## Data listing:
========================

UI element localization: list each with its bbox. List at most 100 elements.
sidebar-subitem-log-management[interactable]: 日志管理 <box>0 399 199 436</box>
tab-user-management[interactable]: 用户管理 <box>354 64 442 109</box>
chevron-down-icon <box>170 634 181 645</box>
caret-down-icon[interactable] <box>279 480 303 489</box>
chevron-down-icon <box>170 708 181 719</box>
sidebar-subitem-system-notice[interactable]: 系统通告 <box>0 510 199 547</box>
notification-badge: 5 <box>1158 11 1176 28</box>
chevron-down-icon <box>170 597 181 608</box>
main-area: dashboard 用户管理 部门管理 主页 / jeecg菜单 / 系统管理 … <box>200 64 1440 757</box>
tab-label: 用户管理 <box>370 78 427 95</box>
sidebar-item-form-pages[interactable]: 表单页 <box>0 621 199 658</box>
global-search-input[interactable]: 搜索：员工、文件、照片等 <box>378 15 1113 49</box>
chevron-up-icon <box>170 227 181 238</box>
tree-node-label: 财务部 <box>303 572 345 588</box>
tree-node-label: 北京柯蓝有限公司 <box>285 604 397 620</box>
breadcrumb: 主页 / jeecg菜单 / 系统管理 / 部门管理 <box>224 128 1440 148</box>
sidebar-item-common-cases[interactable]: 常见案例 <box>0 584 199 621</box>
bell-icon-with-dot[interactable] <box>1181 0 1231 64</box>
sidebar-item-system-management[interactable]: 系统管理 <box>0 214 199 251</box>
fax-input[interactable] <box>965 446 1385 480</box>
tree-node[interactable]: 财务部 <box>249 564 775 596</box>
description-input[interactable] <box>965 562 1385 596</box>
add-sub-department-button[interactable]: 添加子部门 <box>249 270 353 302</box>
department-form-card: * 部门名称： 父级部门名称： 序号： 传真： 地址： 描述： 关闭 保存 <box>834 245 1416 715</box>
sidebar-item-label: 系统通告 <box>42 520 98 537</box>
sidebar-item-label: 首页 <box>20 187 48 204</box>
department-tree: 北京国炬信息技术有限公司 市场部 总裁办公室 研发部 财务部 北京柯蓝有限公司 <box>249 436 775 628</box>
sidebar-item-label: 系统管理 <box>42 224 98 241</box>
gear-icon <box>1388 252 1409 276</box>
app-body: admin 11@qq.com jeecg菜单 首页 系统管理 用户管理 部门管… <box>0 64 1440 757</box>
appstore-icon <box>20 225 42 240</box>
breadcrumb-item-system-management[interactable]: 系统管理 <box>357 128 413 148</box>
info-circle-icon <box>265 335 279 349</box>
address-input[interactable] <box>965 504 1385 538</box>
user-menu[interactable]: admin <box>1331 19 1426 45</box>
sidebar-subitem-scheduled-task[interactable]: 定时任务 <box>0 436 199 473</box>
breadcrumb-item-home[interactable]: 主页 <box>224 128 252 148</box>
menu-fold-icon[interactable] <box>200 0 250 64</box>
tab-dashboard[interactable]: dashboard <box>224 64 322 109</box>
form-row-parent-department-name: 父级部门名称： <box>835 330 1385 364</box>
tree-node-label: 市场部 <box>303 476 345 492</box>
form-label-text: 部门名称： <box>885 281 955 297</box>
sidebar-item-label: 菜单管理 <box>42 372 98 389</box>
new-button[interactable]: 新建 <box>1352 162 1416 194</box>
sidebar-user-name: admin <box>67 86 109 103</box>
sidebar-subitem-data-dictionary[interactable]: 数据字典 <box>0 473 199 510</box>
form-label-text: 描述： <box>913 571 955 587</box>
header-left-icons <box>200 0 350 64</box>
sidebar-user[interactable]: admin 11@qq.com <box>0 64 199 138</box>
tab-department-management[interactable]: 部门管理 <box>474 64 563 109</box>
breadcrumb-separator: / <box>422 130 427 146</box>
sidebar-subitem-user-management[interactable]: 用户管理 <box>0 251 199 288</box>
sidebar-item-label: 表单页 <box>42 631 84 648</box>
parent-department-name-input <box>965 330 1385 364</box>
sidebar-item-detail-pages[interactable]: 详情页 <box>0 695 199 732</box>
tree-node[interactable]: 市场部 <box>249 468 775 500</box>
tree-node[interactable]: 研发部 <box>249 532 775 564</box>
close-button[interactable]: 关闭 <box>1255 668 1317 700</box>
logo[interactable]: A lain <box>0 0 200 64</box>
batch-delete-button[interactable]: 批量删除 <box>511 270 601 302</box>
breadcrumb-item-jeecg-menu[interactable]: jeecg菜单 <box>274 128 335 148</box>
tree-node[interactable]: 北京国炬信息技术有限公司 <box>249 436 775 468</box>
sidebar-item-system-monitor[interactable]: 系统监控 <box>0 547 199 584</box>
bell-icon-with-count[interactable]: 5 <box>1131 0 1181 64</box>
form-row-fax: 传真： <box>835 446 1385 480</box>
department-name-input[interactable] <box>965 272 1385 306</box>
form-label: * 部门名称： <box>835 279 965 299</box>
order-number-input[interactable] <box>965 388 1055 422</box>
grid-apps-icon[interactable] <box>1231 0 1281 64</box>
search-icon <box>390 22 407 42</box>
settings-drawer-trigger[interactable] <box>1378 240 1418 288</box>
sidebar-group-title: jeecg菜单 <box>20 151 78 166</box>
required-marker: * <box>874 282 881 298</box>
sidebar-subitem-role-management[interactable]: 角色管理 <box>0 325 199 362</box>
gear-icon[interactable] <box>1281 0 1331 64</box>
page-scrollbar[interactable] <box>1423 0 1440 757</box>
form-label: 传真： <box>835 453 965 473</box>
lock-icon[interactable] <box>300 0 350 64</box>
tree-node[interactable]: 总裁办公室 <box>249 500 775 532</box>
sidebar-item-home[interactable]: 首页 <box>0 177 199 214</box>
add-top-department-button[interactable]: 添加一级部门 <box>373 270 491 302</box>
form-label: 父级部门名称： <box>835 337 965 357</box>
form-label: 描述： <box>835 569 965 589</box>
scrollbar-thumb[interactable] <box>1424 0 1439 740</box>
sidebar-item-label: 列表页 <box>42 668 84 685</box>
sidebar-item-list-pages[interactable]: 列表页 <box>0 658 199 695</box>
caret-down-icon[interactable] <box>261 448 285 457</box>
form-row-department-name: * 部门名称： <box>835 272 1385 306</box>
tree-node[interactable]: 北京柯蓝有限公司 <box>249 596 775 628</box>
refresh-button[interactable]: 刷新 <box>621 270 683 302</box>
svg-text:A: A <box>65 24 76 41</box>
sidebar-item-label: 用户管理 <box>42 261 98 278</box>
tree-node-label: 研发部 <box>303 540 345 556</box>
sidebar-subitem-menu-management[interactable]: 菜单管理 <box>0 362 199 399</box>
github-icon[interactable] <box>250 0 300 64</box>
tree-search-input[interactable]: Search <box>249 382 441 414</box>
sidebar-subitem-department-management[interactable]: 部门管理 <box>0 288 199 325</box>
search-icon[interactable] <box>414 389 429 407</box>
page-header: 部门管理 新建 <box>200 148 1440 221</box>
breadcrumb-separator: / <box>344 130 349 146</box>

========================

## Stated task:
Give the lines above again exactly as they appear.

## Result of the task:
UI element localization: list each with its bbox. List at most 100 elements.
sidebar-subitem-log-management[interactable]: 日志管理 <box>0 399 199 436</box>
tab-user-management[interactable]: 用户管理 <box>354 64 442 109</box>
chevron-down-icon <box>170 634 181 645</box>
caret-down-icon[interactable] <box>279 480 303 489</box>
chevron-down-icon <box>170 708 181 719</box>
sidebar-subitem-system-notice[interactable]: 系统通告 <box>0 510 199 547</box>
notification-badge: 5 <box>1158 11 1176 28</box>
chevron-down-icon <box>170 597 181 608</box>
main-area: dashboard 用户管理 部门管理 主页 / jeecg菜单 / 系统管理 … <box>200 64 1440 757</box>
tab-label: 用户管理 <box>370 78 427 95</box>
sidebar-item-form-pages[interactable]: 表单页 <box>0 621 199 658</box>
global-search-input[interactable]: 搜索：员工、文件、照片等 <box>378 15 1113 49</box>
chevron-up-icon <box>170 227 181 238</box>
tree-node-label: 财务部 <box>303 572 345 588</box>
tree-node-label: 北京柯蓝有限公司 <box>285 604 397 620</box>
breadcrumb: 主页 / jeecg菜单 / 系统管理 / 部门管理 <box>224 128 1440 148</box>
sidebar-item-common-cases[interactable]: 常见案例 <box>0 584 199 621</box>
bell-icon-with-dot[interactable] <box>1181 0 1231 64</box>
sidebar-item-system-management[interactable]: 系统管理 <box>0 214 199 251</box>
fax-input[interactable] <box>965 446 1385 480</box>
tree-node[interactable]: 财务部 <box>249 564 775 596</box>
description-input[interactable] <box>965 562 1385 596</box>
add-sub-department-button[interactable]: 添加子部门 <box>249 270 353 302</box>
department-form-card: * 部门名称： 父级部门名称： 序号： 传真： 地址： 描述： 关闭 保存 <box>834 245 1416 715</box>
sidebar-item-label: 系统通告 <box>42 520 98 537</box>
sidebar-item-label: 首页 <box>20 187 48 204</box>
department-tree: 北京国炬信息技术有限公司 市场部 总裁办公室 研发部 财务部 北京柯蓝有限公司 <box>249 436 775 628</box>
sidebar-item-label: 系统管理 <box>42 224 98 241</box>
gear-icon <box>1388 252 1409 276</box>
app-body: admin 11@qq.com jeecg菜单 首页 系统管理 用户管理 部门管… <box>0 64 1440 757</box>
appstore-icon <box>20 225 42 240</box>
breadcrumb-item-system-management[interactable]: 系统管理 <box>357 128 413 148</box>
info-circle-icon <box>265 335 279 349</box>
address-input[interactable] <box>965 504 1385 538</box>
user-menu[interactable]: admin <box>1331 19 1426 45</box>
sidebar-subitem-scheduled-task[interactable]: 定时任务 <box>0 436 199 473</box>
breadcrumb-item-home[interactable]: 主页 <box>224 128 252 148</box>
menu-fold-icon[interactable] <box>200 0 250 64</box>
tab-dashboard[interactable]: dashboard <box>224 64 322 109</box>
form-row-parent-department-name: 父级部门名称： <box>835 330 1385 364</box>
tree-node-label: 市场部 <box>303 476 345 492</box>
form-label-text: 部门名称： <box>885 281 955 297</box>
sidebar-item-label: 菜单管理 <box>42 372 98 389</box>
new-button[interactable]: 新建 <box>1352 162 1416 194</box>
sidebar-user-name: admin <box>67 86 109 103</box>
sidebar-subitem-data-dictionary[interactable]: 数据字典 <box>0 473 199 510</box>
form-label-text: 描述： <box>913 571 955 587</box>
header-left-icons <box>200 0 350 64</box>
sidebar-user[interactable]: admin 11@qq.com <box>0 64 199 138</box>
tab-department-management[interactable]: 部门管理 <box>474 64 563 109</box>
breadcrumb-separator: / <box>422 130 427 146</box>
sidebar-subitem-user-management[interactable]: 用户管理 <box>0 251 199 288</box>
sidebar-item-label: 表单页 <box>42 631 84 648</box>
parent-department-name-input <box>965 330 1385 364</box>
sidebar-item-detail-pages[interactable]: 详情页 <box>0 695 199 732</box>
tree-node[interactable]: 市场部 <box>249 468 775 500</box>
tree-node[interactable]: 研发部 <box>249 532 775 564</box>
close-button[interactable]: 关闭 <box>1255 668 1317 700</box>
logo[interactable]: A lain <box>0 0 200 64</box>
batch-delete-button[interactable]: 批量删除 <box>511 270 601 302</box>
breadcrumb-item-jeecg-menu[interactable]: jeecg菜单 <box>274 128 335 148</box>
tree-node[interactable]: 北京国炬信息技术有限公司 <box>249 436 775 468</box>
sidebar-item-system-monitor[interactable]: 系统监控 <box>0 547 199 584</box>
bell-icon-with-count[interactable]: 5 <box>1131 0 1181 64</box>
form-row-fax: 传真： <box>835 446 1385 480</box>
department-name-input[interactable] <box>965 272 1385 306</box>
form-label: * 部门名称： <box>835 279 965 299</box>
order-number-input[interactable] <box>965 388 1055 422</box>
grid-apps-icon[interactable] <box>1231 0 1281 64</box>
search-icon <box>390 22 407 42</box>
settings-drawer-trigger[interactable] <box>1378 240 1418 288</box>
sidebar-group-title: jeecg菜单 <box>20 151 78 166</box>
required-marker: * <box>874 282 881 298</box>
sidebar-subitem-role-management[interactable]: 角色管理 <box>0 325 199 362</box>
gear-icon[interactable] <box>1281 0 1331 64</box>
page-scrollbar[interactable] <box>1423 0 1440 757</box>
form-label: 传真： <box>835 453 965 473</box>
lock-icon[interactable] <box>300 0 350 64</box>
tree-node[interactable]: 总裁办公室 <box>249 500 775 532</box>
sidebar-item-home[interactable]: 首页 <box>0 177 199 214</box>
add-top-department-button[interactable]: 添加一级部门 <box>373 270 491 302</box>
form-label: 父级部门名称： <box>835 337 965 357</box>
form-label: 描述： <box>835 569 965 589</box>
scrollbar-thumb[interactable] <box>1424 0 1439 740</box>
sidebar-item-label: 列表页 <box>42 668 84 685</box>
sidebar-item-list-pages[interactable]: 列表页 <box>0 658 199 695</box>
caret-down-icon[interactable] <box>261 448 285 457</box>
form-row-department-name: * 部门名称： <box>835 272 1385 306</box>
tree-node[interactable]: 北京柯蓝有限公司 <box>249 596 775 628</box>
refresh-button[interactable]: 刷新 <box>621 270 683 302</box>
svg-text:A: A <box>65 24 76 41</box>
sidebar-item-label: 用户管理 <box>42 261 98 278</box>
tree-node-label: 研发部 <box>303 540 345 556</box>
sidebar-subitem-menu-management[interactable]: 菜单管理 <box>0 362 199 399</box>
github-icon[interactable] <box>250 0 300 64</box>
tree-search-input[interactable]: Search <box>249 382 441 414</box>
sidebar-subitem-department-management[interactable]: 部门管理 <box>0 288 199 325</box>
search-icon[interactable] <box>414 389 429 407</box>
page-header: 部门管理 新建 <box>200 148 1440 221</box>
breadcrumb-separator: / <box>344 130 349 146</box>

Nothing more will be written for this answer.